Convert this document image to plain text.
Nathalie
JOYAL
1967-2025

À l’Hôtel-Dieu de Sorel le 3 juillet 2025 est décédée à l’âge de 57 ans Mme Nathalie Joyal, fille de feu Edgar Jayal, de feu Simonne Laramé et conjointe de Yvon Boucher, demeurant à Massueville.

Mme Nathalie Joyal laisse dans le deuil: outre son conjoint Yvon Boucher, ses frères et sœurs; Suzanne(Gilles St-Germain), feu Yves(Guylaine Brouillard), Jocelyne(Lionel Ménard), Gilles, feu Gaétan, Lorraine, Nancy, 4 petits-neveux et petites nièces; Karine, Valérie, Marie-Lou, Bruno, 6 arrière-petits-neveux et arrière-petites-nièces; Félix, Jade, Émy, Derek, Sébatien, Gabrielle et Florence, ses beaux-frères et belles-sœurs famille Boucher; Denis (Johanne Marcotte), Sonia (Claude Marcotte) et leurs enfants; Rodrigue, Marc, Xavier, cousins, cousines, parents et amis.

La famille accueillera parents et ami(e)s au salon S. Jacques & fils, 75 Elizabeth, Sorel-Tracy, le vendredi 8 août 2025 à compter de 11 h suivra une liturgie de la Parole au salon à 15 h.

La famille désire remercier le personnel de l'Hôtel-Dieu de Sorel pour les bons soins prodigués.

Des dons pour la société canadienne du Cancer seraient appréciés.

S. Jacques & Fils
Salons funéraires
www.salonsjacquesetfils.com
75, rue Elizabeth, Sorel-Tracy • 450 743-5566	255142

* * *

- _TASK PROMPT_:
Transcribe every entry exactly.

- _TASK RESULT_:
Convert this document image to plain text.
Nathalie
JOYAL
1967-2025

À l’Hôtel-Dieu de Sorel le 3 juillet 2025 est décédée à l’âge de 57 ans Mme Nathalie Joyal, fille de feu Edgar Jayal, de feu Simonne Laramé et conjointe de Yvon Boucher, demeurant à Massueville.

Mme Nathalie Joyal laisse dans le deuil: outre son conjoint Yvon Boucher, ses frères et sœurs; Suzanne(Gilles St-Germain), feu Yves(Guylaine Brouillard), Jocelyne(Lionel Ménard), Gilles, feu Gaétan, Lorraine, Nancy, 4 petits-neveux et petites nièces; Karine, Valérie, Marie-Lou, Bruno, 6 arrière-petits-neveux et arrière-petites-nièces; Félix, Jade, Émy, Derek, Sébatien, Gabrielle et Florence, ses beaux-frères et belles-sœurs famille Boucher; Denis (Johanne Marcotte), Sonia (Claude Marcotte) et leurs enfants; Rodrigue, Marc, Xavier, cousins, cousines, parents et amis.

La famille accueillera parents et ami(e)s au salon S. Jacques & fils, 75 Elizabeth, Sorel-Tracy, le vendredi 8 août 2025 à compter de 11 h suivra une liturgie de la Parole au salon à 15 h.

La famille désire remercier le personnel de l'Hôtel-Dieu de Sorel pour les bons soins prodigués.

Des dons pour la société canadienne du Cancer seraient appréciés.

S. Jacques & Fils
Salons funéraires
www.salonsjacquesetfils.com
75, rue Elizabeth, Sorel-Tracy • 450 743-5566	255142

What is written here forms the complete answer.